**How to complete this task:** Nothing in the records may be changed; reproduce all of them.

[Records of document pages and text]
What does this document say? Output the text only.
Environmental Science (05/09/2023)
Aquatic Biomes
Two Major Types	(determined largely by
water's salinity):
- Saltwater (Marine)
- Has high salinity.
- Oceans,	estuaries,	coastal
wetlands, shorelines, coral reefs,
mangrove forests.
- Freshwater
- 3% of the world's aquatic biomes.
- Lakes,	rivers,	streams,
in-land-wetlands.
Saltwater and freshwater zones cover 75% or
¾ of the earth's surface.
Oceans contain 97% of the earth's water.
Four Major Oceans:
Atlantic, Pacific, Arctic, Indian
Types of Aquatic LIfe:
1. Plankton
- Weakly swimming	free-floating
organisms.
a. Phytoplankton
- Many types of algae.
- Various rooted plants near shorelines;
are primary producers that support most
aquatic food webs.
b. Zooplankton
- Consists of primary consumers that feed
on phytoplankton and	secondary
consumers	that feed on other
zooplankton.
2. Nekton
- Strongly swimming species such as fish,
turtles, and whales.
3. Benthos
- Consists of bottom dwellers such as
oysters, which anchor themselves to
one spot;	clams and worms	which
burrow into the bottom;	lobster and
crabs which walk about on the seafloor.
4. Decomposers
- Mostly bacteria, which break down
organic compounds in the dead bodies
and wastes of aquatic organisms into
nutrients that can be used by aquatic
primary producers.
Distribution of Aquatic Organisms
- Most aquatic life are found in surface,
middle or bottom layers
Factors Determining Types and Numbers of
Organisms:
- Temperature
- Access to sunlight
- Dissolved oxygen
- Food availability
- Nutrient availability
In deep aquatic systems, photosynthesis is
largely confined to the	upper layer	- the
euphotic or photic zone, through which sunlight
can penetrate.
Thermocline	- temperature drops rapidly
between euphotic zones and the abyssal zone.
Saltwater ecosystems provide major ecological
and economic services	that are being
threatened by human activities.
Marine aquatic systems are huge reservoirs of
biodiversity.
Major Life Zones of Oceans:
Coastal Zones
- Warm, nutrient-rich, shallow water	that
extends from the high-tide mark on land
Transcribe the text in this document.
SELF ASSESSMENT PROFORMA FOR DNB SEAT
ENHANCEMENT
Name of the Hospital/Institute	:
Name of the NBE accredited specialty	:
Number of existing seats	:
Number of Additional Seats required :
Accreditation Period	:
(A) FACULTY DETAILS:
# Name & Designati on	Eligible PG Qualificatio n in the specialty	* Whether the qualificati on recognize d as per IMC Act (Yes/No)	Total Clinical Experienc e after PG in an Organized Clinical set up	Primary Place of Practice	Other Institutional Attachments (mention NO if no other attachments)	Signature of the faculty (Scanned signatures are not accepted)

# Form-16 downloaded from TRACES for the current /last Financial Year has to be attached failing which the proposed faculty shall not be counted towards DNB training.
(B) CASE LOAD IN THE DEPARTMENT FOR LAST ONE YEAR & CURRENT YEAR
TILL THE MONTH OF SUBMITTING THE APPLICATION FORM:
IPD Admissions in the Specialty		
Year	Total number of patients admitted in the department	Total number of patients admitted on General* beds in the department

**Output:**
What does this document say? Output the text only.
Environmental Science (05/09/2023)
Aquatic Biomes
Two Major Types	(determined largely by
water's salinity):
- Saltwater (Marine)
- Has high salinity.
- Oceans,	estuaries,	coastal
wetlands, shorelines, coral reefs,
mangrove forests.
- Freshwater
- 3% of the world's aquatic biomes.
- Lakes,	rivers,	streams,
in-land-wetlands.
Saltwater and freshwater zones cover 75% or
¾ of the earth's surface.
Oceans contain 97% of the earth's water.
Four Major Oceans:
Atlantic, Pacific, Arctic, Indian
Types of Aquatic LIfe:
1. Plankton
- Weakly swimming	free-floating
organisms.
a. Phytoplankton
- Many types of algae.
- Various rooted plants near shorelines;
are primary producers that support most
aquatic food webs.
b. Zooplankton
- Consists of primary consumers that feed
on phytoplankton and	secondary
consumers	that feed on other
zooplankton.
2. Nekton
- Strongly swimming species such as fish,
turtles, and whales.
3. Benthos
- Consists of bottom dwellers such as
oysters, which anchor themselves to
one spot;	clams and worms	which
burrow into the bottom;	lobster and
crabs which walk about on the seafloor.
4. Decomposers
- Mostly bacteria, which break down
organic compounds in the dead bodies
and wastes of aquatic organisms into
nutrients that can be used by aquatic
primary producers.
Distribution of Aquatic Organisms
- Most aquatic life are found in surface,
middle or bottom layers
Factors Determining Types and Numbers of
Organisms:
- Temperature
- Access to sunlight
- Dissolved oxygen
- Food availability
- Nutrient availability
In deep aquatic systems, photosynthesis is
largely confined to the	upper layer	- the
euphotic or photic zone, through which sunlight
can penetrate.
Thermocline	- temperature drops rapidly
between euphotic zones and the abyssal zone.
Saltwater ecosystems provide major ecological
and economic services	that are being
threatened by human activities.
Marine aquatic systems are huge reservoirs of
biodiversity.
Major Life Zones of Oceans:
Coastal Zones
- Warm, nutrient-rich, shallow water	that
extends from the high-tide mark on land
Transcribe the text in this document.
SELF ASSESSMENT PROFORMA FOR DNB SEAT
ENHANCEMENT
Name of the Hospital/Institute	:
Name of the NBE accredited specialty	:
Number of existing seats	:
Number of Additional Seats required :
Accreditation Period	:
(A) FACULTY DETAILS:
# Name & Designati on	Eligible PG Qualificatio n in the specialty	* Whether the qualificati on recognize d as per IMC Act (Yes/No)	Total Clinical Experienc e after PG in an Organized Clinical set up	Primary Place of Practice	Other Institutional Attachments (mention NO if no other attachments)	Signature of the faculty (Scanned signatures are not accepted)

# Form-16 downloaded from TRACES for the current /last Financial Year has to be attached failing which the proposed faculty shall not be counted towards DNB training.
(B) CASE LOAD IN THE DEPARTMENT FOR LAST ONE YEAR & CURRENT YEAR
TILL THE MONTH OF SUBMITTING THE APPLICATION FORM:
IPD Admissions in the Specialty		
Year	Total number of patients admitted in the department	Total number of patients admitted on General* beds in the department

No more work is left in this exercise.